• **Task inputs**
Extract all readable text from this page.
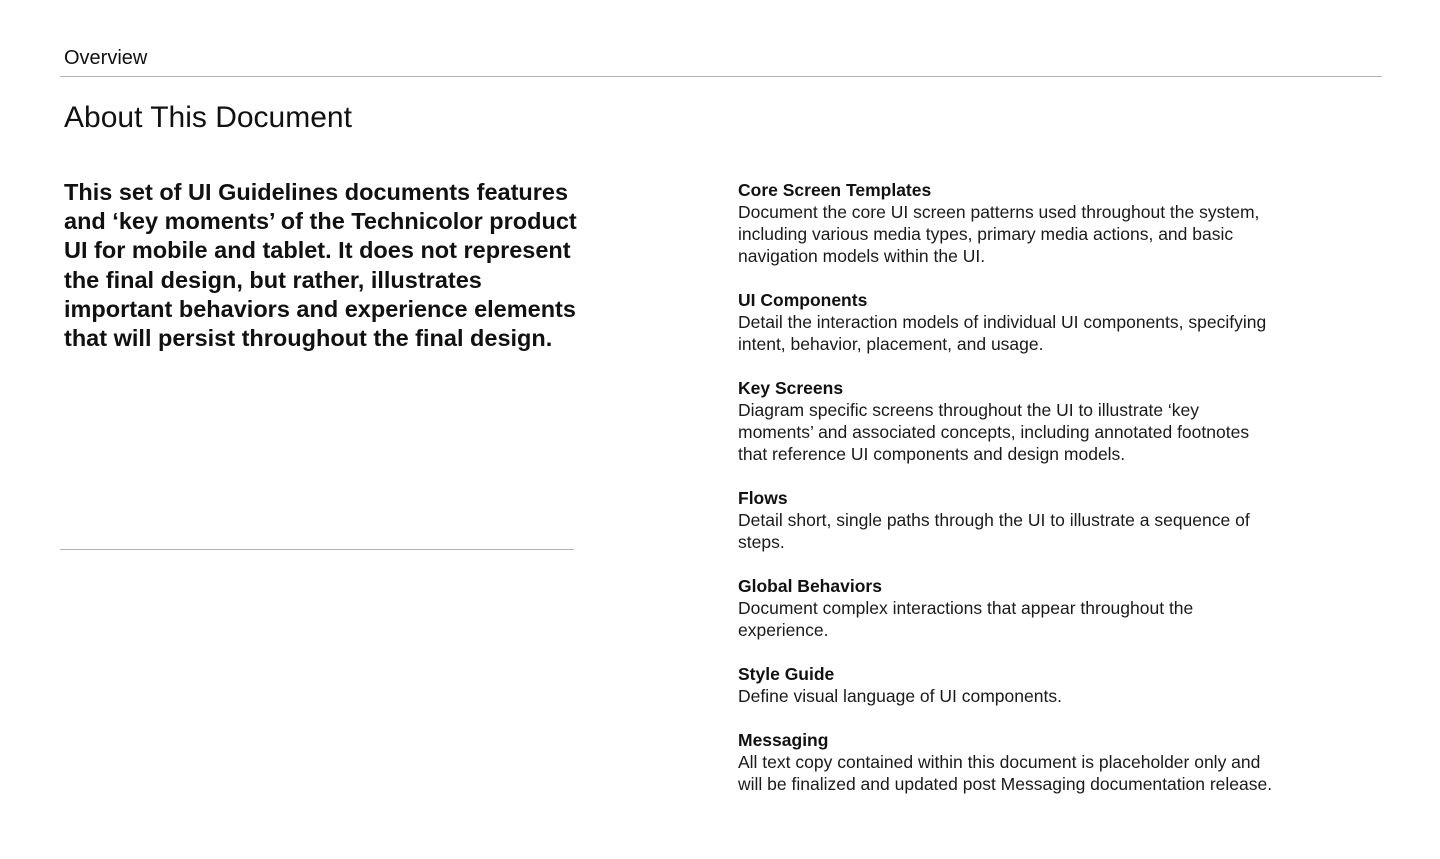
Overview
About This Document

This set of UI Guidelines documents features and ‘key moments’ of the Technicolor product UI for mobile and tablet. It does not represent the final design, but rather, illustrates important behaviors and experience elements that will persist throughout the final design.

Core Screen Templates
Document the core UI screen patterns used throughout the system, including various media types, primary media actions, and basic navigation models within the UI.
UI Components
Detail the interaction models of individual UI components, specifying intent, behavior, placement, and usage.
Key Screens
Diagram specific screens throughout the UI to illustrate ‘key moments’ and associated concepts, including annotated footnotes that reference UI components and design models.
Flows
Detail short, single paths through the UI to illustrate a sequence of steps.
Global Behaviors
Document complex interactions that appear throughout the experience.
Style Guide
Define visual language of UI components.
Messaging
All text copy contained within this document is placeholder only and will be finalized and updated post Messaging documentation release.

• **Task brief**
Pick out every line holding the string "models" and return it.

• **Solution to the exercise**
Document the core UI screen patterns used throughout the system, including various media types, primary media actions, and basic navigation models within the UI.
Detail the interaction models of individual UI components, specifying intent, behavior, placement, and usage.
Diagram specific screens throughout the UI to illustrate ‘key moments’ and associated concepts, including annotated footnotes that reference UI components and design models.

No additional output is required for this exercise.